Exercise objective -
Every line below that includes "EXTERIOR" counts toward the total. Report that total alone.

A run of records
== == ==

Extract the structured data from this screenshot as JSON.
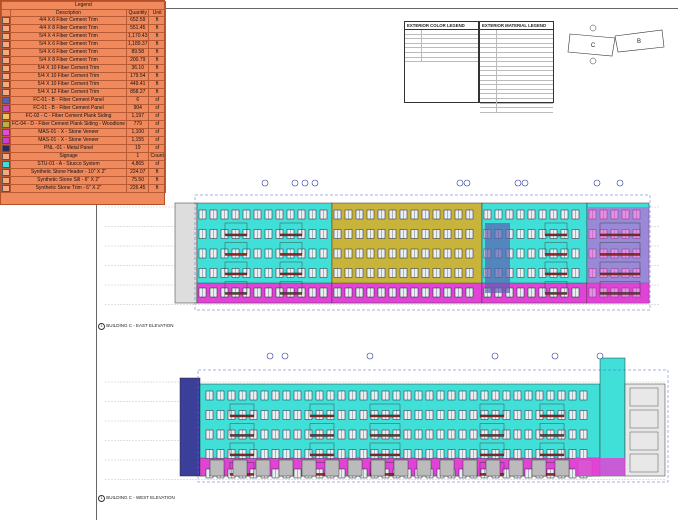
{
  "legend": {
    "title": "Legend",
    "headers": [
      "Description",
      "Quantity",
      "Unit"
    ],
    "rows": [
      {
        "desc": "4/4 X 6 Fiber Cement Trim",
        "qty": "652.59",
        "unit": "ft",
        "color": "#f5a882"
      },
      {
        "desc": "4/4 X 8 Fiber Cement Trim",
        "qty": "551.45",
        "unit": "ft",
        "color": "#f5a882"
      },
      {
        "desc": "5/4 X 4 Fiber Cement Trim",
        "qty": "1,170.43",
        "unit": "ft",
        "color": "#f5a882"
      },
      {
        "desc": "5/4 X 6 Fiber Cement Trim",
        "qty": "1,189.37",
        "unit": "ft",
        "color": "#f5a882"
      },
      {
        "desc": "5/4 X 6 Fiber Cement Trim",
        "qty": "89.58",
        "unit": "ft",
        "color": "#f5a882"
      },
      {
        "desc": "5/4 X 8 Fiber Cement Trim",
        "qty": "200.79",
        "unit": "ft",
        "color": "#f5a882"
      },
      {
        "desc": "5/4 X 10 Fiber Cement Trim",
        "qty": "36.10",
        "unit": "ft",
        "color": "#f5a882"
      },
      {
        "desc": "5/4 X 10 Fiber Cement Trim",
        "qty": "179.54",
        "unit": "ft",
        "color": "#f5a882"
      },
      {
        "desc": "5/4 X 10 Fiber Cement Trim",
        "qty": "449.41",
        "unit": "ft",
        "color": "#f5a882"
      },
      {
        "desc": "5/4 X 12 Fiber Cement Trim",
        "qty": "858.27",
        "unit": "ft",
        "color": "#f5a882"
      },
      {
        "desc": "FC-01 - B - Fiber Cement Panel",
        "qty": "6",
        "unit": "sf",
        "color": "#5a5fb0"
      },
      {
        "desc": "FC-01 - B - Fiber Cement Panel",
        "qty": "904",
        "unit": "sf",
        "color": "#c94ab8"
      },
      {
        "desc": "FC-02 - C - Fiber Cement Plank Siding",
        "qty": "1,197",
        "unit": "sf",
        "color": "#f0c060"
      },
      {
        "desc": "FC-04 - D - Fiber Cement Plank Siding - Woodtone",
        "qty": "779",
        "unit": "sf",
        "color": "#b8b040"
      },
      {
        "desc": "MAS-01 - X - Stone Veneer",
        "qty": "1,100",
        "unit": "sf",
        "color": "#e84ad8"
      },
      {
        "desc": "MAS-01 - X - Stone Veneer",
        "qty": "1,155",
        "unit": "sf",
        "color": "#d03ad0"
      },
      {
        "desc": "PNL -01 - Metal Panel",
        "qty": "19",
        "unit": "sf",
        "color": "#2a2a5a"
      },
      {
        "desc": "Signage",
        "qty": "1",
        "unit": "Count",
        "color": "#f5a882"
      },
      {
        "desc": "STU-01 - A - Stucco System",
        "qty": "4,865",
        "unit": "sf",
        "color": "#40e0d8"
      },
      {
        "desc": "Synthetic Stone Header - 10\" X 2\"",
        "qty": "224.07",
        "unit": "ft",
        "color": "#f5a882"
      },
      {
        "desc": "Synthetic Stone Sill - 6\" X 2\"",
        "qty": "75.50",
        "unit": "ft",
        "color": "#f5a882"
      },
      {
        "desc": "Synthetic Stone Trim - 6\" X 2\"",
        "qty": "226.45",
        "unit": "ft",
        "color": "#f5a882"
      }
    ]
  },
  "color_legend": {
    "title": "EXTERIOR COLOR LEGEND"
  },
  "material_legend": {
    "title": "EXTERIOR MATERIAL LEGEND"
  },
  "key_plan": {
    "label_c": "C",
    "label_b": "B"
  },
  "elevations": {
    "east_title": "BUILDING C - EAST ELEVATION",
    "west_title": "BUILDING C - WEST ELEVATION",
    "number": "1"
  },
  "colors": {
    "stucco": "#40e0d8",
    "stone": "#e043d6",
    "siding": "#c8b43a",
    "panel": "#5a5fb0",
    "trim": "#f08a5d"
  }
}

== == ==

Response -
2